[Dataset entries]
·····
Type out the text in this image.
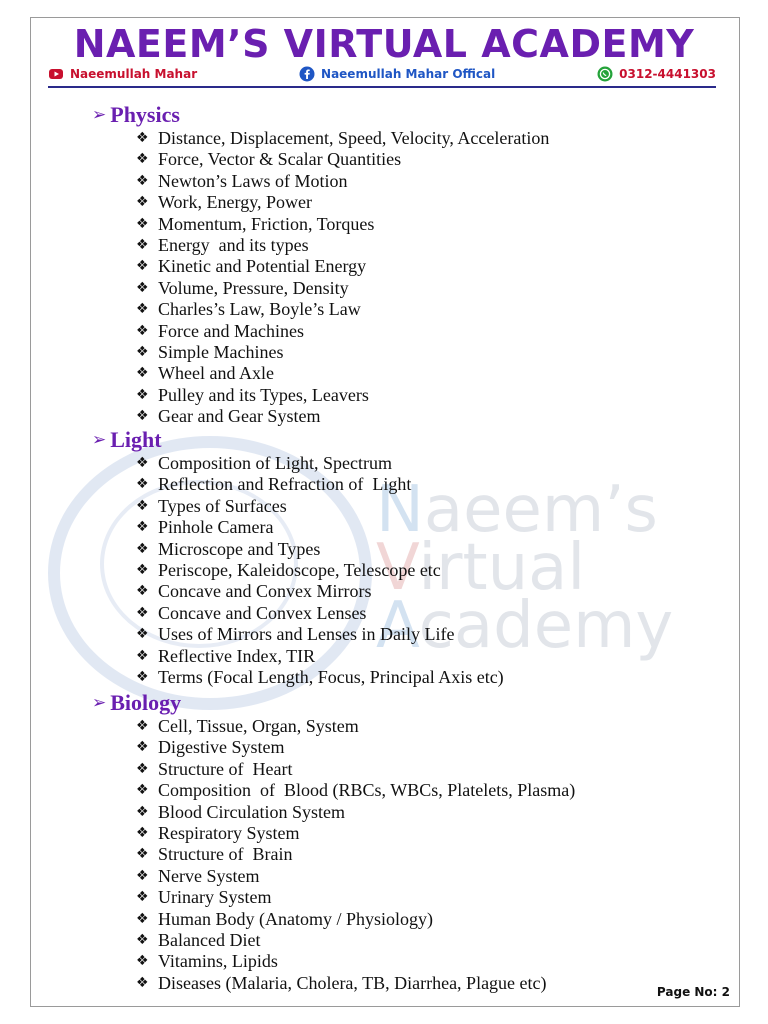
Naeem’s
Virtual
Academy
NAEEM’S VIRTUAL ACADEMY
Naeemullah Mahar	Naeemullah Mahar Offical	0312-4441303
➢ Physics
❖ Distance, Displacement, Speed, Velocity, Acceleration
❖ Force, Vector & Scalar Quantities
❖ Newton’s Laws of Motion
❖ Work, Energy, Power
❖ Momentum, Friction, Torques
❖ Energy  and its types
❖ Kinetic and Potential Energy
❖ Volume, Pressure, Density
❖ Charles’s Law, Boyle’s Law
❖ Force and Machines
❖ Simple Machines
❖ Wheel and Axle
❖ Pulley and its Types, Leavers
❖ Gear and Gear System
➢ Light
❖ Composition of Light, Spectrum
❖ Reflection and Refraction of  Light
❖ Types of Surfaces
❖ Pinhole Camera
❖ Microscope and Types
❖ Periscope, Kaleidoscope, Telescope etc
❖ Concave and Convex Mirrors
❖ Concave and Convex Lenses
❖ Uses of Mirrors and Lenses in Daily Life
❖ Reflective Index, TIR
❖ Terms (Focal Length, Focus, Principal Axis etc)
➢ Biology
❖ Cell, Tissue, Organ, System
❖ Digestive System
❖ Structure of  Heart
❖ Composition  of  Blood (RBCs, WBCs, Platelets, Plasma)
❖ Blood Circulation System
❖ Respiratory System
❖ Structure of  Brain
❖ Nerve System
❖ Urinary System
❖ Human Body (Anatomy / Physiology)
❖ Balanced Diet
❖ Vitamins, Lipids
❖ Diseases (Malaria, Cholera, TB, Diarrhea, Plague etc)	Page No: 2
·····
→ Work instructions
Set down all the data again exactly as above, pictures excluded.

→ Written reply
Type out the text in this image.
Naeem’s
Virtual
Academy
NAEEM’S VIRTUAL ACADEMY
Naeemullah Mahar	Naeemullah Mahar Offical	0312-4441303
➢ Physics
❖ Distance, Displacement, Speed, Velocity, Acceleration
❖ Force, Vector & Scalar Quantities
❖ Newton’s Laws of Motion
❖ Work, Energy, Power
❖ Momentum, Friction, Torques
❖ Energy  and its types
❖ Kinetic and Potential Energy
❖ Volume, Pressure, Density
❖ Charles’s Law, Boyle’s Law
❖ Force and Machines
❖ Simple Machines
❖ Wheel and Axle
❖ Pulley and its Types, Leavers
❖ Gear and Gear System
➢ Light
❖ Composition of Light, Spectrum
❖ Reflection and Refraction of  Light
❖ Types of Surfaces
❖ Pinhole Camera
❖ Microscope and Types
❖ Periscope, Kaleidoscope, Telescope etc
❖ Concave and Convex Mirrors
❖ Concave and Convex Lenses
❖ Uses of Mirrors and Lenses in Daily Life
❖ Reflective Index, TIR
❖ Terms (Focal Length, Focus, Principal Axis etc)
➢ Biology
❖ Cell, Tissue, Organ, System
❖ Digestive System
❖ Structure of  Heart
❖ Composition  of  Blood (RBCs, WBCs, Platelets, Plasma)
❖ Blood Circulation System
❖ Respiratory System
❖ Structure of  Brain
❖ Nerve System
❖ Urinary System
❖ Human Body (Anatomy / Physiology)
❖ Balanced Diet
❖ Vitamins, Lipids
❖ Diseases (Malaria, Cholera, TB, Diarrhea, Plague etc)	Page No: 2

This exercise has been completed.